◆ **What the task asks**
Every entry must be echoed exactly.

[Data extracted from a collection]
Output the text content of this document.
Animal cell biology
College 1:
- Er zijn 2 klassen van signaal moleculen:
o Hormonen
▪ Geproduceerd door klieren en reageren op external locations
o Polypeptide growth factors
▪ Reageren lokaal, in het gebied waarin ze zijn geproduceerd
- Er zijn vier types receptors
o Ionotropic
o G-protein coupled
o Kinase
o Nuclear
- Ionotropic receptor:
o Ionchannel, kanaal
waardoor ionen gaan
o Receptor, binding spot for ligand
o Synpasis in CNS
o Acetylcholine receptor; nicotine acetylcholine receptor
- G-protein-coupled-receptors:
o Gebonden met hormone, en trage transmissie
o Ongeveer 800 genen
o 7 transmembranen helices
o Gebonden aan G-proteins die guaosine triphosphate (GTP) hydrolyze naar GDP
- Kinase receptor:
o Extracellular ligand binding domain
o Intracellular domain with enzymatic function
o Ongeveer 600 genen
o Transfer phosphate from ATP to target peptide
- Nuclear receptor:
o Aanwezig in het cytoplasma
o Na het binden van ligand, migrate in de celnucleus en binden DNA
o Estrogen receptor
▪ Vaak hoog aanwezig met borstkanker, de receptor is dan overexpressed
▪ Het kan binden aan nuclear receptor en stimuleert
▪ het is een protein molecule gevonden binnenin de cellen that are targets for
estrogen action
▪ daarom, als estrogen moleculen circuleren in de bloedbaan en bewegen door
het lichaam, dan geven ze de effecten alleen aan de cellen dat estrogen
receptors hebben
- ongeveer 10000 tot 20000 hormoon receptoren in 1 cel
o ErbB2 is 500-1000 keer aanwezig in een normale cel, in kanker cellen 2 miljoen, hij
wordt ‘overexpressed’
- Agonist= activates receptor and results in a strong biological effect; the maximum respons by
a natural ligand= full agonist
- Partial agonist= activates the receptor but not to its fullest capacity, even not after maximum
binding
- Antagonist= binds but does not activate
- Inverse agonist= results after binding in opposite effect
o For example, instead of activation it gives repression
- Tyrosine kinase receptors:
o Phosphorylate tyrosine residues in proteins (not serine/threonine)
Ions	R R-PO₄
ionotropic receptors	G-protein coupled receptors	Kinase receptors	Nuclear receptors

◆ **Task answer**
Output the text content of this document.
Animal cell biology
College 1:
- Er zijn 2 klassen van signaal moleculen:
o Hormonen
▪ Geproduceerd door klieren en reageren op external locations
o Polypeptide growth factors
▪ Reageren lokaal, in het gebied waarin ze zijn geproduceerd
- Er zijn vier types receptors
o Ionotropic
o G-protein coupled
o Kinase
o Nuclear
- Ionotropic receptor:
o Ionchannel, kanaal
waardoor ionen gaan
o Receptor, binding spot for ligand
o Synpasis in CNS
o Acetylcholine receptor; nicotine acetylcholine receptor
- G-protein-coupled-receptors:
o Gebonden met hormone, en trage transmissie
o Ongeveer 800 genen
o 7 transmembranen helices
o Gebonden aan G-proteins die guaosine triphosphate (GTP) hydrolyze naar GDP
- Kinase receptor:
o Extracellular ligand binding domain
o Intracellular domain with enzymatic function
o Ongeveer 600 genen
o Transfer phosphate from ATP to target peptide
- Nuclear receptor:
o Aanwezig in het cytoplasma
o Na het binden van ligand, migrate in de celnucleus en binden DNA
o Estrogen receptor
▪ Vaak hoog aanwezig met borstkanker, de receptor is dan overexpressed
▪ Het kan binden aan nuclear receptor en stimuleert
▪ het is een protein molecule gevonden binnenin de cellen that are targets for
estrogen action
▪ daarom, als estrogen moleculen circuleren in de bloedbaan en bewegen door
het lichaam, dan geven ze de effecten alleen aan de cellen dat estrogen
receptors hebben
- ongeveer 10000 tot 20000 hormoon receptoren in 1 cel
o ErbB2 is 500-1000 keer aanwezig in een normale cel, in kanker cellen 2 miljoen, hij
wordt ‘overexpressed’
- Agonist= activates receptor and results in a strong biological effect; the maximum respons by
a natural ligand= full agonist
- Partial agonist= activates the receptor but not to its fullest capacity, even not after maximum
binding
- Antagonist= binds but does not activate
- Inverse agonist= results after binding in opposite effect
o For example, instead of activation it gives repression
- Tyrosine kinase receptors:
o Phosphorylate tyrosine residues in proteins (not serine/threonine)
Ions	R R-PO₄
ionotropic receptors	G-protein coupled receptors	Kinase receptors	Nuclear receptors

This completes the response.